━━━ Excerpted records

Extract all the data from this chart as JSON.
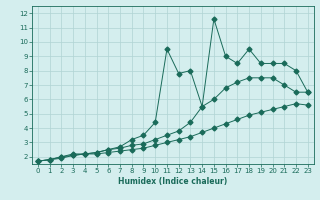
{
  "xlabel": "Humidex (Indice chaleur)",
  "bg_color": "#d4eeee",
  "grid_color": "#b0d4d4",
  "line_color": "#1a6b5a",
  "xlim": [
    -0.5,
    23.5
  ],
  "ylim": [
    1.5,
    12.5
  ],
  "xticks": [
    0,
    1,
    2,
    3,
    4,
    5,
    6,
    7,
    8,
    9,
    10,
    11,
    12,
    13,
    14,
    15,
    16,
    17,
    18,
    19,
    20,
    21,
    22,
    23
  ],
  "yticks": [
    2,
    3,
    4,
    5,
    6,
    7,
    8,
    9,
    10,
    11,
    12
  ],
  "line1_x": [
    0,
    1,
    2,
    3,
    4,
    5,
    6,
    7,
    8,
    9,
    10,
    11,
    12,
    13,
    14,
    15,
    16,
    17,
    18,
    19,
    20,
    21,
    22,
    23
  ],
  "line1_y": [
    1.7,
    1.8,
    1.9,
    2.1,
    2.2,
    2.2,
    2.3,
    2.4,
    2.5,
    2.6,
    2.8,
    3.0,
    3.2,
    3.4,
    3.7,
    4.0,
    4.3,
    4.6,
    4.9,
    5.1,
    5.3,
    5.5,
    5.7,
    5.6
  ],
  "line2_x": [
    0,
    1,
    2,
    3,
    4,
    5,
    6,
    7,
    8,
    9,
    10,
    11,
    12,
    13,
    14,
    15,
    16,
    17,
    18,
    19,
    20,
    21,
    22,
    23
  ],
  "line2_y": [
    1.7,
    1.8,
    2.0,
    2.1,
    2.2,
    2.3,
    2.5,
    2.6,
    2.8,
    2.9,
    3.2,
    3.5,
    3.8,
    4.4,
    5.5,
    6.0,
    6.8,
    7.2,
    7.5,
    7.5,
    7.5,
    7.0,
    6.5,
    6.5
  ],
  "line3_x": [
    0,
    1,
    2,
    3,
    4,
    5,
    6,
    7,
    8,
    9,
    10,
    11,
    12,
    13,
    14,
    15,
    16,
    17,
    18,
    19,
    20,
    21,
    22,
    23
  ],
  "line3_y": [
    1.7,
    1.8,
    2.0,
    2.2,
    2.2,
    2.3,
    2.5,
    2.7,
    3.2,
    3.5,
    4.4,
    9.5,
    7.8,
    8.0,
    5.5,
    11.6,
    9.0,
    8.5,
    9.5,
    8.5,
    8.5,
    8.5,
    8.0,
    6.5
  ],
  "marker": "D",
  "markersize": 2.5
}
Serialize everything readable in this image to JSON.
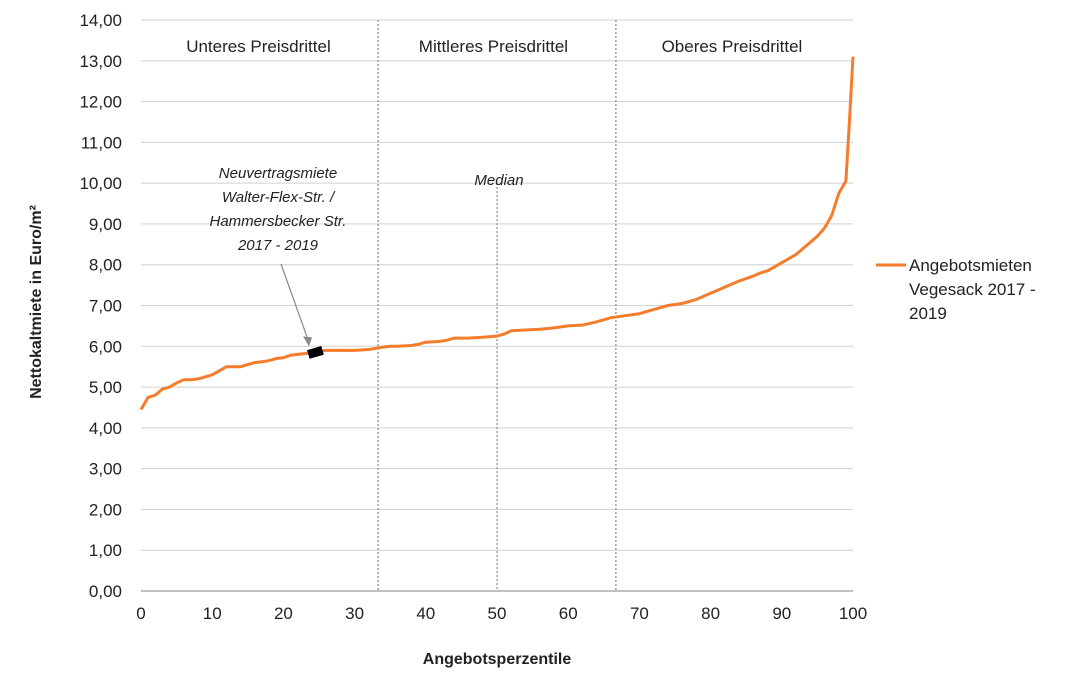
{
  "chart_data": {
    "type": "line",
    "xlabel": "Angebotsperzentile",
    "ylabel": "Nettokaltmiete in Euro/m²",
    "xlim": [
      0,
      100
    ],
    "ylim": [
      0,
      14
    ],
    "x_ticks": [
      "0",
      "10",
      "20",
      "30",
      "40",
      "50",
      "60",
      "70",
      "80",
      "90",
      "100"
    ],
    "y_ticks": [
      "0,00",
      "1,00",
      "2,00",
      "3,00",
      "4,00",
      "5,00",
      "6,00",
      "7,00",
      "8,00",
      "9,00",
      "10,00",
      "11,00",
      "12,00",
      "13,00",
      "14,00"
    ],
    "grid": "horizontal",
    "legend_position": "right",
    "section_labels": [
      {
        "text": "Unteres Preisdrittel",
        "x_center": 16.5
      },
      {
        "text": "Mittleres Preisdrittel",
        "x_center": 49.5
      },
      {
        "text": "Oberes Preisdrittel",
        "x_center": 83
      }
    ],
    "dividers": [
      33.3,
      66.7
    ],
    "median_line": {
      "x": 50,
      "label": "Median"
    },
    "annotation": {
      "lines": [
        "Neuvertragsmiete",
        "Walter-Flex-Str. /",
        "Hammersbecker Str.",
        "2017 -  2019"
      ],
      "range": [
        23.5,
        25.5
      ],
      "y": 5.85
    },
    "series": [
      {
        "name": "Angebotsmieten Vegesack 2017 - 2019",
        "legend_lines": [
          "Angebotsmieten",
          "Vegesack 2017 -",
          "2019"
        ],
        "color": "#f47c2a",
        "x": [
          0,
          0.5,
          1,
          2,
          3,
          4,
          5,
          6,
          7,
          8,
          9,
          10,
          11,
          12,
          13,
          14,
          15,
          16,
          17,
          18,
          19,
          20,
          21,
          22,
          23,
          24,
          25,
          26,
          28,
          30,
          32,
          33,
          34,
          35,
          36,
          38,
          39,
          40,
          42,
          43,
          44,
          46,
          48,
          50,
          51,
          52,
          54,
          56,
          58,
          60,
          62,
          64,
          66,
          68,
          70,
          71,
          72,
          74,
          76,
          78,
          80,
          82,
          84,
          86,
          87,
          88,
          89,
          90,
          92,
          93,
          94,
          95,
          96,
          97,
          98,
          99,
          99.5,
          100
        ],
        "values": [
          4.45,
          4.6,
          4.75,
          4.8,
          4.95,
          5.0,
          5.1,
          5.18,
          5.18,
          5.2,
          5.25,
          5.3,
          5.4,
          5.5,
          5.5,
          5.5,
          5.55,
          5.6,
          5.62,
          5.65,
          5.7,
          5.72,
          5.78,
          5.8,
          5.82,
          5.85,
          5.88,
          5.9,
          5.9,
          5.9,
          5.92,
          5.95,
          5.98,
          6.0,
          6.0,
          6.02,
          6.05,
          6.1,
          6.12,
          6.15,
          6.2,
          6.2,
          6.22,
          6.25,
          6.3,
          6.38,
          6.4,
          6.42,
          6.45,
          6.5,
          6.52,
          6.6,
          6.7,
          6.75,
          6.8,
          6.85,
          6.9,
          7.0,
          7.05,
          7.15,
          7.3,
          7.45,
          7.6,
          7.72,
          7.8,
          7.85,
          7.95,
          8.05,
          8.25,
          8.4,
          8.55,
          8.7,
          8.9,
          9.2,
          9.75,
          10.05,
          11.5,
          13.1
        ]
      }
    ]
  }
}
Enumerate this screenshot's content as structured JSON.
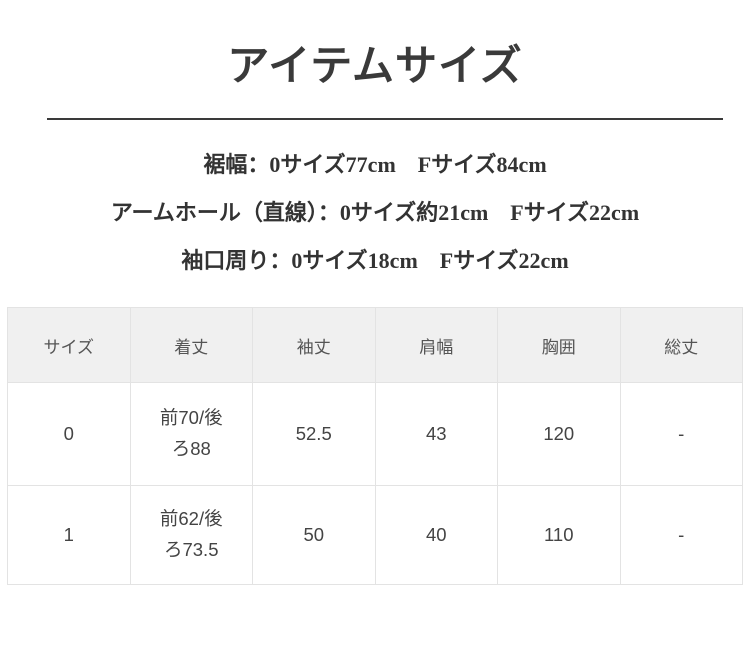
{
  "title": "アイテムサイズ",
  "measurements": [
    "裾幅：0サイズ77cm　Fサイズ84cm",
    "アームホール（直線）：0サイズ約21cm　Fサイズ22cm",
    "袖口周り：0サイズ18cm　Fサイズ22cm"
  ],
  "table": {
    "headers": [
      "サイズ",
      "着丈",
      "袖丈",
      "肩幅",
      "胸囲",
      "総丈"
    ],
    "rows": [
      [
        "0",
        "前70/後\nろ88",
        "52.5",
        "43",
        "120",
        "-"
      ],
      [
        "1",
        "前62/後\nろ73.5",
        "50",
        "40",
        "110",
        "-"
      ]
    ]
  },
  "colors": {
    "text_dark": "#3a3a3a",
    "divider": "#3a3a3a",
    "table_header_bg": "#f0f0f0",
    "table_border": "#e3e3e3",
    "table_header_text": "#555555",
    "table_body_text": "#444444"
  }
}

━━━━━━

→ **What to work on**:
Leaving the pictures aside, transcribe the entire listing exactly.

→ **Result**:
Extract all the data from this chart as JSON.
{
  "xlabel": "Humidex (Indice chaleur)",
  "bg_color": "#d4eeee",
  "grid_color": "#b0d4d4",
  "line_color": "#1a6b5a",
  "xlim": [
    -0.5,
    23.5
  ],
  "ylim": [
    1.5,
    12.5
  ],
  "xticks": [
    0,
    1,
    2,
    3,
    4,
    5,
    6,
    7,
    8,
    9,
    10,
    11,
    12,
    13,
    14,
    15,
    16,
    17,
    18,
    19,
    20,
    21,
    22,
    23
  ],
  "yticks": [
    2,
    3,
    4,
    5,
    6,
    7,
    8,
    9,
    10,
    11,
    12
  ],
  "line1_x": [
    0,
    1,
    2,
    3,
    4,
    5,
    6,
    7,
    8,
    9,
    10,
    11,
    12,
    13,
    14,
    15,
    16,
    17,
    18,
    19,
    20,
    21,
    22,
    23
  ],
  "line1_y": [
    1.7,
    1.8,
    1.9,
    2.1,
    2.2,
    2.2,
    2.3,
    2.4,
    2.5,
    2.6,
    2.8,
    3.0,
    3.2,
    3.4,
    3.7,
    4.0,
    4.3,
    4.6,
    4.9,
    5.1,
    5.3,
    5.5,
    5.7,
    5.6
  ],
  "line2_x": [
    0,
    1,
    2,
    3,
    4,
    5,
    6,
    7,
    8,
    9,
    10,
    11,
    12,
    13,
    14,
    15,
    16,
    17,
    18,
    19,
    20,
    21,
    22,
    23
  ],
  "line2_y": [
    1.7,
    1.8,
    2.0,
    2.1,
    2.2,
    2.3,
    2.5,
    2.6,
    2.8,
    2.9,
    3.2,
    3.5,
    3.8,
    4.4,
    5.5,
    6.0,
    6.8,
    7.2,
    7.5,
    7.5,
    7.5,
    7.0,
    6.5,
    6.5
  ],
  "line3_x": [
    0,
    1,
    2,
    3,
    4,
    5,
    6,
    7,
    8,
    9,
    10,
    11,
    12,
    13,
    14,
    15,
    16,
    17,
    18,
    19,
    20,
    21,
    22,
    23
  ],
  "line3_y": [
    1.7,
    1.8,
    2.0,
    2.2,
    2.2,
    2.3,
    2.5,
    2.7,
    3.2,
    3.5,
    4.4,
    9.5,
    7.8,
    8.0,
    5.5,
    11.6,
    9.0,
    8.5,
    9.5,
    8.5,
    8.5,
    8.5,
    8.0,
    6.5
  ],
  "marker": "D",
  "markersize": 2.5
}
Serialize everything readable in this image to JSON.
{
  "chart_data": {
    "type": "line",
    "xlabel": "Angebotsperzentile",
    "ylabel": "Nettokaltmiete in Euro/m²",
    "xlim": [
      0,
      100
    ],
    "ylim": [
      0,
      14
    ],
    "x_ticks": [
      "0",
      "10",
      "20",
      "30",
      "40",
      "50",
      "60",
      "70",
      "80",
      "90",
      "100"
    ],
    "y_ticks": [
      "0,00",
      "1,00",
      "2,00",
      "3,00",
      "4,00",
      "5,00",
      "6,00",
      "7,00",
      "8,00",
      "9,00",
      "10,00",
      "11,00",
      "12,00",
      "13,00",
      "14,00"
    ],
    "grid": "horizontal",
    "legend_position": "right",
    "section_labels": [
      {
        "text": "Unteres Preisdrittel",
        "x_center": 16.5
      },
      {
        "text": "Mittleres Preisdrittel",
        "x_center": 49.5
      },
      {
        "text": "Oberes Preisdrittel",
        "x_center": 83
      }
    ],
    "dividers": [
      33.3,
      66.7
    ],
    "median_line": {
      "x": 50,
      "label": "Median"
    },
    "annotation": {
      "lines": [
        "Neuvertragsmiete",
        "Walter-Flex-Str. /",
        "Hammersbecker Str.",
        "2017 -  2019"
      ],
      "range": [
        23.5,
        25.5
      ],
      "y": 5.85
    },
    "series": [
      {
        "name": "Angebotsmieten Vegesack 2017 - 2019",
        "legend_lines": [
          "Angebotsmieten",
          "Vegesack 2017 -",
          "2019"
        ],
        "color": "#f47c2a",
        "x": [
          0,
          0.5,
          1,
          2,
          3,
          4,
          5,
          6,
          7,
          8,
          9,
          10,
          11,
          12,
          13,
          14,
          15,
          16,
          17,
          18,
          19,
          20,
          21,
          22,
          23,
          24,
          25,
          26,
          28,
          30,
          32,
          33,
          34,
          35,
          36,
          38,
          39,
          40,
          42,
          43,
          44,
          46,
          48,
          50,
          51,
          52,
          54,
          56,
          58,
          60,
          62,
          64,
          66,
          68,
          70,
          71,
          72,
          74,
          76,
          78,
          80,
          82,
          84,
          86,
          87,
          88,
          89,
          90,
          92,
          93,
          94,
          95,
          96,
          97,
          98,
          99,
          99.5,
          100
        ],
        "values": [
          4.45,
          4.6,
          4.75,
          4.8,
          4.95,
          5.0,
          5.1,
          5.18,
          5.18,
          5.2,
          5.25,
          5.3,
          5.4,
          5.5,
          5.5,
          5.5,
          5.55,
          5.6,
          5.62,
          5.65,
          5.7,
          5.72,
          5.78,
          5.8,
          5.82,
          5.85,
          5.88,
          5.9,
          5.9,
          5.9,
          5.92,
          5.95,
          5.98,
          6.0,
          6.0,
          6.02,
          6.05,
          6.1,
          6.12,
          6.15,
          6.2,
          6.2,
          6.22,
          6.25,
          6.3,
          6.38,
          6.4,
          6.42,
          6.45,
          6.5,
          6.52,
          6.6,
          6.7,
          6.75,
          6.8,
          6.85,
          6.9,
          7.0,
          7.05,
          7.15,
          7.3,
          7.45,
          7.6,
          7.72,
          7.8,
          7.85,
          7.95,
          8.05,
          8.25,
          8.4,
          8.55,
          8.7,
          8.9,
          9.2,
          9.75,
          10.05,
          11.5,
          13.1
        ]
      }
    ]
  }
}
Enumerate this screenshot's content as structured JSON.
{
  "title": "アイテムサイズ",
  "measurements": [
    "裾幅：0サイズ77cm　Fサイズ84cm",
    "アームホール（直線）：0サイズ約21cm　Fサイズ22cm",
    "袖口周り：0サイズ18cm　Fサイズ22cm"
  ],
  "table": {
    "headers": [
      "サイズ",
      "着丈",
      "袖丈",
      "肩幅",
      "胸囲",
      "総丈"
    ],
    "rows": [
      [
        "0",
        "前70/後\nろ88",
        "52.5",
        "43",
        "120",
        "-"
      ],
      [
        "1",
        "前62/後\nろ73.5",
        "50",
        "40",
        "110",
        "-"
      ]
    ]
  },
  "colors": {
    "text_dark": "#3a3a3a",
    "divider": "#3a3a3a",
    "table_header_bg": "#f0f0f0",
    "table_border": "#e3e3e3",
    "table_header_text": "#555555",
    "table_body_text": "#444444"
  }
}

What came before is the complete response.